[Dataset listings of figures]
========

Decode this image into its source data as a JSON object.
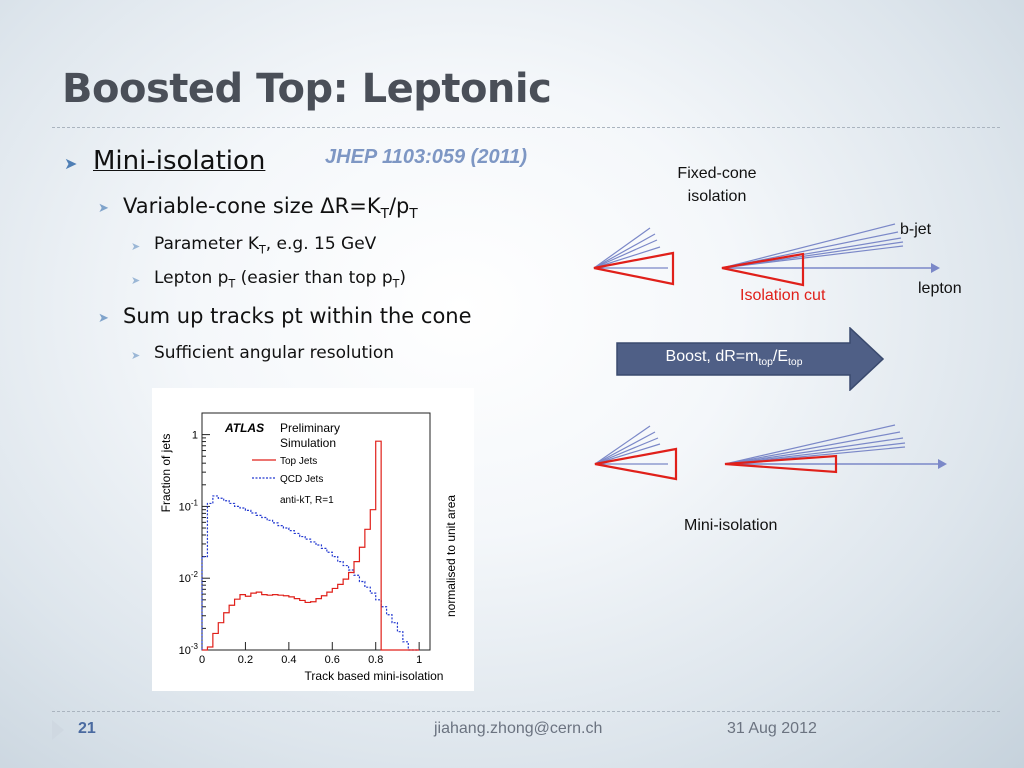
{
  "slide": {
    "title": "Boosted Top: Leptonic",
    "reference": "JHEP 1103:059 (2011)",
    "bullets": {
      "b1": "Mini-isolation",
      "b1_1_prefix": "Variable-cone size ΔR=K",
      "b1_1_sub1": "T",
      "b1_1_mid": "/p",
      "b1_1_sub2": "T",
      "b1_1_a_prefix": "Parameter K",
      "b1_1_a_sub": "T",
      "b1_1_a_suffix": ", e.g. 15 GeV",
      "b1_1_b_prefix": "Lepton p",
      "b1_1_b_sub1": "T",
      "b1_1_b_mid": " (easier than top p",
      "b1_1_b_sub2": "T",
      "b1_1_b_suffix": ")",
      "b2": "Sum up tracks pt within the cone",
      "b2_a": "Sufficient angular resolution"
    }
  },
  "diagram": {
    "fixed_cone_line1": "Fixed-cone",
    "fixed_cone_line2": "isolation",
    "bjet_label": "b-jet",
    "lepton_label": "lepton",
    "isolation_cut_label": "Isolation cut",
    "boost_prefix": "Boost, dR=m",
    "boost_sub1": "top",
    "boost_mid": "/E",
    "boost_sub2": "top",
    "mini_isolation_label": "Mini-isolation"
  },
  "chart_data": {
    "type": "line",
    "title": "",
    "legend_title_bold": "ATLAS",
    "legend_title_line1": "Preliminary",
    "legend_title_line2": "Simulation",
    "legend_note": "anti-kT, R=1",
    "xlabel": "Track based mini-isolation",
    "ylabel": "Fraction of jets",
    "ylabel_right": "normalised to unit area",
    "xlim": [
      0,
      1.05
    ],
    "ylim": [
      0.001,
      2
    ],
    "yscale": "log",
    "x_ticks": [
      "0",
      "0.2",
      "0.4",
      "0.6",
      "0.8",
      "1"
    ],
    "y_ticks": [
      {
        "base": "10",
        "exp": "-3",
        "value": 0.001
      },
      {
        "base": "10",
        "exp": "-2",
        "value": 0.01
      },
      {
        "base": "10",
        "exp": "-1",
        "value": 0.1
      },
      {
        "base": "1",
        "exp": "",
        "value": 1
      }
    ],
    "bin_edges": [
      0,
      0.025,
      0.05,
      0.075,
      0.1,
      0.125,
      0.15,
      0.175,
      0.2,
      0.225,
      0.25,
      0.275,
      0.3,
      0.325,
      0.35,
      0.375,
      0.4,
      0.425,
      0.45,
      0.475,
      0.5,
      0.525,
      0.55,
      0.575,
      0.6,
      0.625,
      0.65,
      0.675,
      0.7,
      0.725,
      0.75,
      0.775,
      0.8,
      0.825,
      0.85,
      0.875,
      0.9,
      0.925,
      0.95,
      0.975,
      1.0
    ],
    "series": [
      {
        "name": "Top Jets",
        "color": "#e0201a",
        "dash": "solid",
        "values": [
          0.001,
          0.0011,
          0.0017,
          0.0024,
          0.0033,
          0.0042,
          0.0051,
          0.0059,
          0.0056,
          0.0062,
          0.0064,
          0.0059,
          0.0058,
          0.0059,
          0.0058,
          0.0057,
          0.0055,
          0.0052,
          0.0049,
          0.0046,
          0.0047,
          0.0052,
          0.0057,
          0.0064,
          0.0072,
          0.0082,
          0.0097,
          0.012,
          0.017,
          0.027,
          0.048,
          0.09,
          0.81,
          0.001,
          0.001,
          0.001,
          0.001,
          0.001,
          0.001,
          0.001
        ]
      },
      {
        "name": "QCD Jets",
        "color": "#2238d0",
        "dash": "dotted",
        "values": [
          0.02,
          0.11,
          0.14,
          0.13,
          0.12,
          0.11,
          0.1,
          0.095,
          0.088,
          0.081,
          0.075,
          0.07,
          0.064,
          0.059,
          0.054,
          0.05,
          0.046,
          0.042,
          0.038,
          0.035,
          0.032,
          0.029,
          0.026,
          0.023,
          0.02,
          0.017,
          0.015,
          0.013,
          0.011,
          0.009,
          0.0075,
          0.0062,
          0.005,
          0.004,
          0.0031,
          0.0024,
          0.0018,
          0.0013,
          0.001,
          0.001
        ]
      }
    ]
  },
  "footer": {
    "page": "21",
    "email": "jiahang.zhong@cern.ch",
    "date": "31 Aug 2012"
  }
}
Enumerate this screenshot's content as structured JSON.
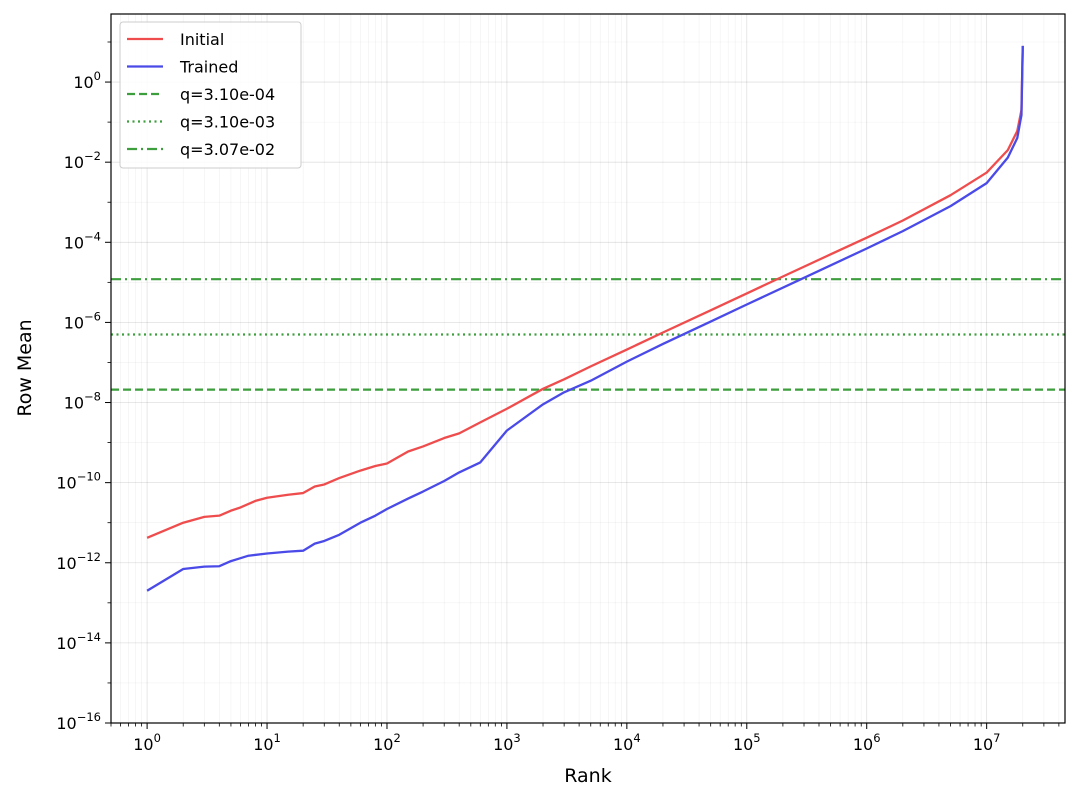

========

▶ GOAL: Copy each line of the records containing the string "this".

▶ ANSWER:
Decode this image into its source data as a JSON object.
Enumerate this screenshot's content as structured JSON.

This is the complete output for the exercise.